## Start Input for this task

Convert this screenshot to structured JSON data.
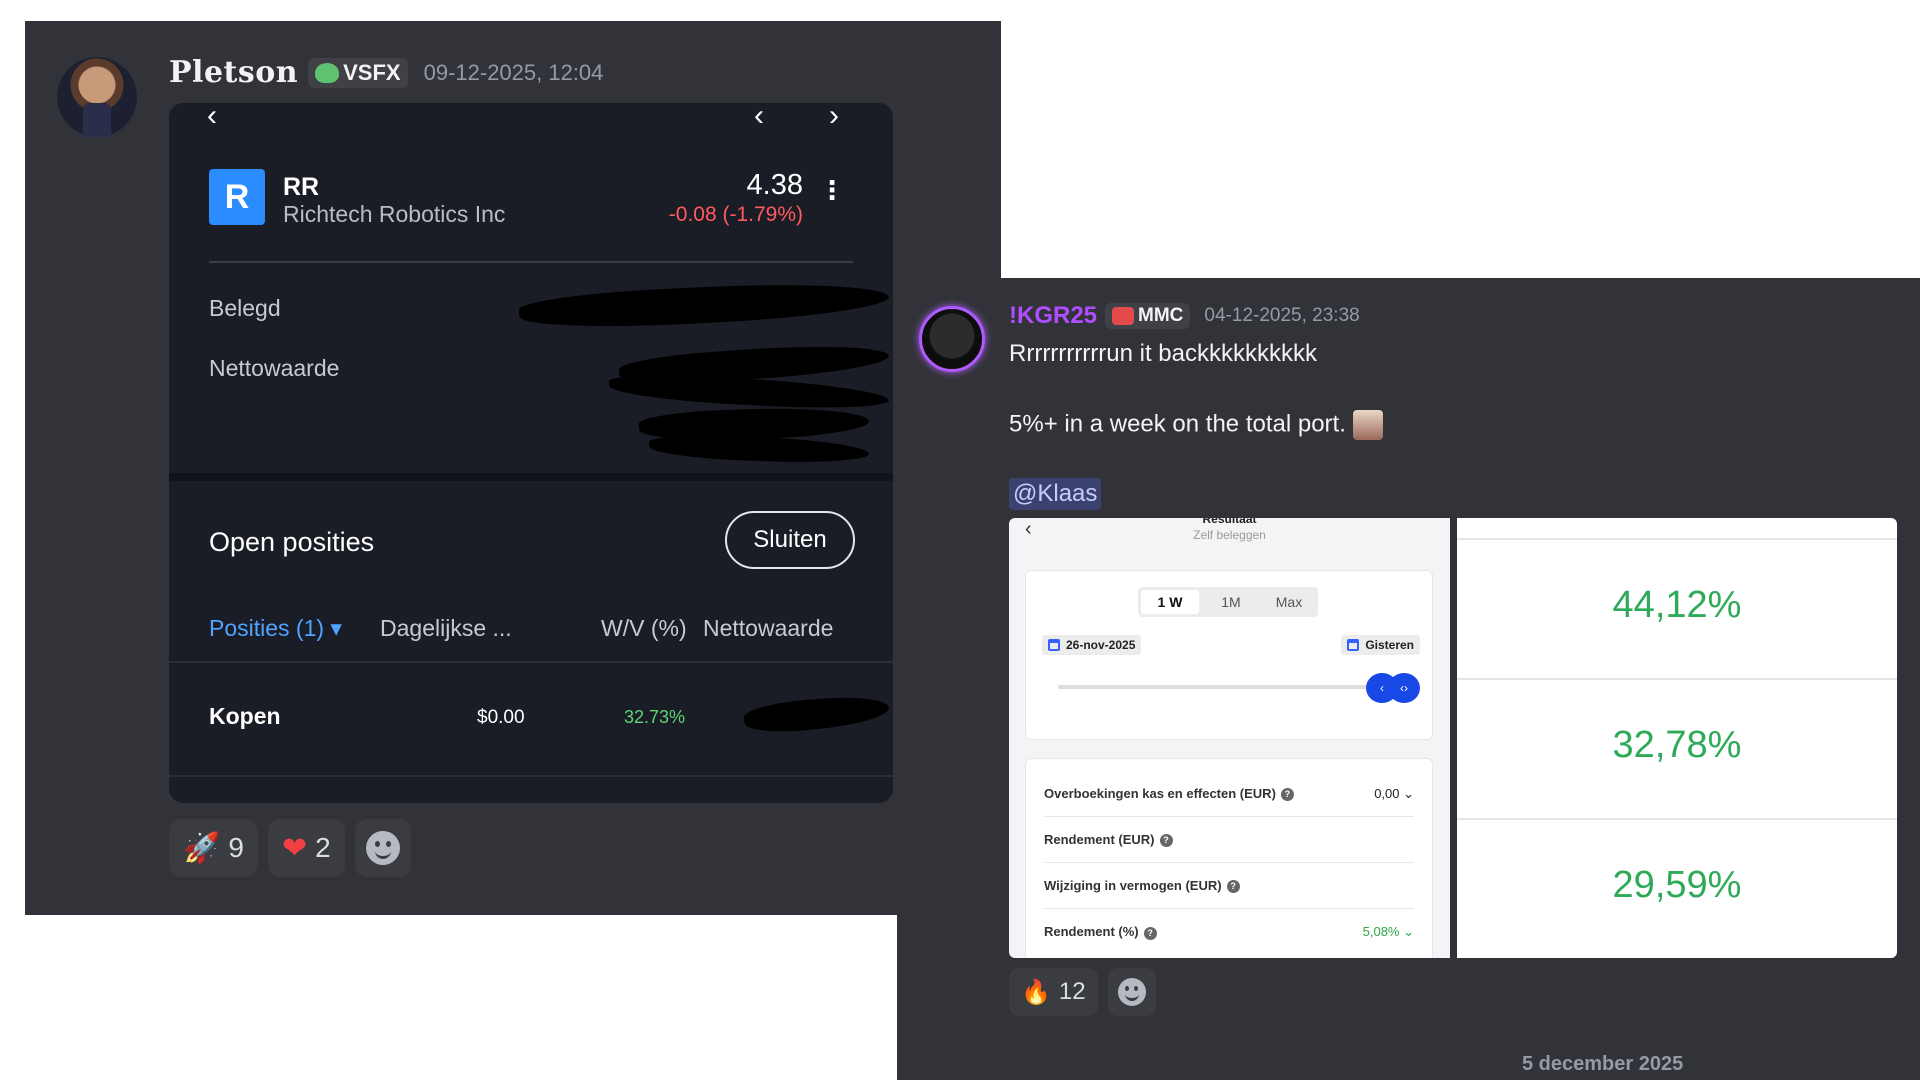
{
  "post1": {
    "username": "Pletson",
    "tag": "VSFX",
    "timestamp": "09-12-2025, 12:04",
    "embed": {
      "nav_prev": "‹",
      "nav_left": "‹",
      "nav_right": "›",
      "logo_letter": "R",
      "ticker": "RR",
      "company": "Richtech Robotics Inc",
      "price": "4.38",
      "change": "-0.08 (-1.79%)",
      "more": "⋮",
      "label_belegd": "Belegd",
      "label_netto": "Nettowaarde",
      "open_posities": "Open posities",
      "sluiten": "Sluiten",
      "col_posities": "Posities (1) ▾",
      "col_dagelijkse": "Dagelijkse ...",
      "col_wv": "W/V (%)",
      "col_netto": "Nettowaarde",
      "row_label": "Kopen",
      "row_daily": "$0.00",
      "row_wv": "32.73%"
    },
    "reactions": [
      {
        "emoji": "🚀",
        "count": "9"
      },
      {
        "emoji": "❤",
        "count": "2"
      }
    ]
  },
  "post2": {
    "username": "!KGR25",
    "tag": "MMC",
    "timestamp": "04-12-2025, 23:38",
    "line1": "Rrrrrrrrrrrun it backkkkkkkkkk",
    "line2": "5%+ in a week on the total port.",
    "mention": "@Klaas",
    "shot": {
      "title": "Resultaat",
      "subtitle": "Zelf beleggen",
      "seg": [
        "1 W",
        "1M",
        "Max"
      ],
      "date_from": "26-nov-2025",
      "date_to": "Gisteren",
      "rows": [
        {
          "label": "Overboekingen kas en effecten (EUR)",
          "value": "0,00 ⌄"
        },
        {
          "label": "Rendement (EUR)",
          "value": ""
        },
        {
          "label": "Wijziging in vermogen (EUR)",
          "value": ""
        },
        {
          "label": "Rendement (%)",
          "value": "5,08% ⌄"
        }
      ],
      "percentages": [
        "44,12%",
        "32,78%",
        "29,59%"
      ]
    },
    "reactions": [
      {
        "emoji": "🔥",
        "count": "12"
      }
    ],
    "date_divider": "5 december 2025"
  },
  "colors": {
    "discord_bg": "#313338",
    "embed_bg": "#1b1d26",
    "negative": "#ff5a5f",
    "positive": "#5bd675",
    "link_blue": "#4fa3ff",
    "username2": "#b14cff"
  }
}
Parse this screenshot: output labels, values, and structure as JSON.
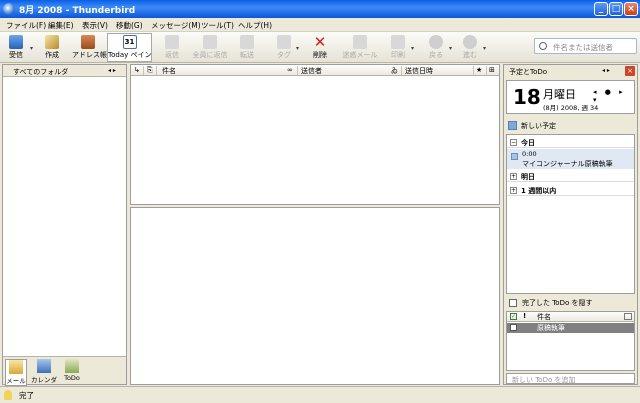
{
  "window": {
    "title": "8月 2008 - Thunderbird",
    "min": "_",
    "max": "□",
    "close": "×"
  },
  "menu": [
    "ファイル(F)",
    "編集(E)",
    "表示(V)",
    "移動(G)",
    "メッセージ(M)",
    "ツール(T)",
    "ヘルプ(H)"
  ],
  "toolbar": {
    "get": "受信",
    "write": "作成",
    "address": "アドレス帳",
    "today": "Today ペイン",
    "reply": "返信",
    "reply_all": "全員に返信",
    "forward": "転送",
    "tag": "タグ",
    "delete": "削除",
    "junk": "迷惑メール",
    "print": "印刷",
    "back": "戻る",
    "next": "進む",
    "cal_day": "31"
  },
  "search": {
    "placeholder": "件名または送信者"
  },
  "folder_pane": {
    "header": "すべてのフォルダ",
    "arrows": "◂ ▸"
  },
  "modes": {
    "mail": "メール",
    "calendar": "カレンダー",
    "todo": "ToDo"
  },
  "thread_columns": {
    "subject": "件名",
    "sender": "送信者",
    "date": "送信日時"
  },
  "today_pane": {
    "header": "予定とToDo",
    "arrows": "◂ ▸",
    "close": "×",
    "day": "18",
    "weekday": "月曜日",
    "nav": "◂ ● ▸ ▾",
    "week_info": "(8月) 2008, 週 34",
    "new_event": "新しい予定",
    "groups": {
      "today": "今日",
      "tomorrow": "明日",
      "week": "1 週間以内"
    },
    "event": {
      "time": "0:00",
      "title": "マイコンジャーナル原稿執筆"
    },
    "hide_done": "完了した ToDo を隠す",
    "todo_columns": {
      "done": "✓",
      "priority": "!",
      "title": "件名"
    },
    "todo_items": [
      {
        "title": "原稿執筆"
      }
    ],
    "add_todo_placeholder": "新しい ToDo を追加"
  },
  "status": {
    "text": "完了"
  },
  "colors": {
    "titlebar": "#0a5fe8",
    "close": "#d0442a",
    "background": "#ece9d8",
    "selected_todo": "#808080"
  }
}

## End Input for this task

### What is being asked
Quote in full the listing given above; the images are to be left out.

### Result
Convert this screenshot to structured JSON data.
{
  "post1": {
    "username": "Pletson",
    "tag": "VSFX",
    "timestamp": "09-12-2025, 12:04",
    "embed": {
      "nav_prev": "‹",
      "nav_left": "‹",
      "nav_right": "›",
      "logo_letter": "R",
      "ticker": "RR",
      "company": "Richtech Robotics Inc",
      "price": "4.38",
      "change": "-0.08 (-1.79%)",
      "more": "⋮",
      "label_belegd": "Belegd",
      "label_netto": "Nettowaarde",
      "open_posities": "Open posities",
      "sluiten": "Sluiten",
      "col_posities": "Posities (1) ▾",
      "col_dagelijkse": "Dagelijkse ...",
      "col_wv": "W/V (%)",
      "col_netto": "Nettowaarde",
      "row_label": "Kopen",
      "row_daily": "$0.00",
      "row_wv": "32.73%"
    },
    "reactions": [
      {
        "emoji": "🚀",
        "count": "9"
      },
      {
        "emoji": "❤",
        "count": "2"
      }
    ]
  },
  "post2": {
    "username": "!KGR25",
    "tag": "MMC",
    "timestamp": "04-12-2025, 23:38",
    "line1": "Rrrrrrrrrrrun it backkkkkkkkkk",
    "line2": "5%+ in a week on the total port.",
    "mention": "@Klaas",
    "shot": {
      "title": "Resultaat",
      "subtitle": "Zelf beleggen",
      "seg": [
        "1 W",
        "1M",
        "Max"
      ],
      "date_from": "26-nov-2025",
      "date_to": "Gisteren",
      "rows": [
        {
          "label": "Overboekingen kas en effecten (EUR)",
          "value": "0,00 ⌄"
        },
        {
          "label": "Rendement (EUR)",
          "value": ""
        },
        {
          "label": "Wijziging in vermogen (EUR)",
          "value": ""
        },
        {
          "label": "Rendement (%)",
          "value": "5,08% ⌄"
        }
      ],
      "percentages": [
        "44,12%",
        "32,78%",
        "29,59%"
      ]
    },
    "reactions": [
      {
        "emoji": "🔥",
        "count": "12"
      }
    ],
    "date_divider": "5 december 2025"
  },
  "colors": {
    "discord_bg": "#313338",
    "embed_bg": "#1b1d26",
    "negative": "#ff5a5f",
    "positive": "#5bd675",
    "link_blue": "#4fa3ff",
    "username2": "#b14cff"
  }
}
Parse this screenshot: output labels, values, and structure as JSON.
{
  "window": {
    "title": "8月 2008 - Thunderbird",
    "min": "_",
    "max": "□",
    "close": "×"
  },
  "menu": [
    "ファイル(F)",
    "編集(E)",
    "表示(V)",
    "移動(G)",
    "メッセージ(M)",
    "ツール(T)",
    "ヘルプ(H)"
  ],
  "toolbar": {
    "get": "受信",
    "write": "作成",
    "address": "アドレス帳",
    "today": "Today ペイン",
    "reply": "返信",
    "reply_all": "全員に返信",
    "forward": "転送",
    "tag": "タグ",
    "delete": "削除",
    "junk": "迷惑メール",
    "print": "印刷",
    "back": "戻る",
    "next": "進む",
    "cal_day": "31"
  },
  "search": {
    "placeholder": "件名または送信者"
  },
  "folder_pane": {
    "header": "すべてのフォルダ",
    "arrows": "◂ ▸"
  },
  "modes": {
    "mail": "メール",
    "calendar": "カレンダー",
    "todo": "ToDo"
  },
  "thread_columns": {
    "subject": "件名",
    "sender": "送信者",
    "date": "送信日時"
  },
  "today_pane": {
    "header": "予定とToDo",
    "arrows": "◂ ▸",
    "close": "×",
    "day": "18",
    "weekday": "月曜日",
    "nav": "◂ ● ▸ ▾",
    "week_info": "(8月) 2008, 週 34",
    "new_event": "新しい予定",
    "groups": {
      "today": "今日",
      "tomorrow": "明日",
      "week": "1 週間以内"
    },
    "event": {
      "time": "0:00",
      "title": "マイコンジャーナル原稿執筆"
    },
    "hide_done": "完了した ToDo を隠す",
    "todo_columns": {
      "done": "✓",
      "priority": "!",
      "title": "件名"
    },
    "todo_items": [
      {
        "title": "原稿執筆"
      }
    ],
    "add_todo_placeholder": "新しい ToDo を追加"
  },
  "status": {
    "text": "完了"
  },
  "colors": {
    "titlebar": "#0a5fe8",
    "close": "#d0442a",
    "background": "#ece9d8",
    "selected_todo": "#808080"
  }
}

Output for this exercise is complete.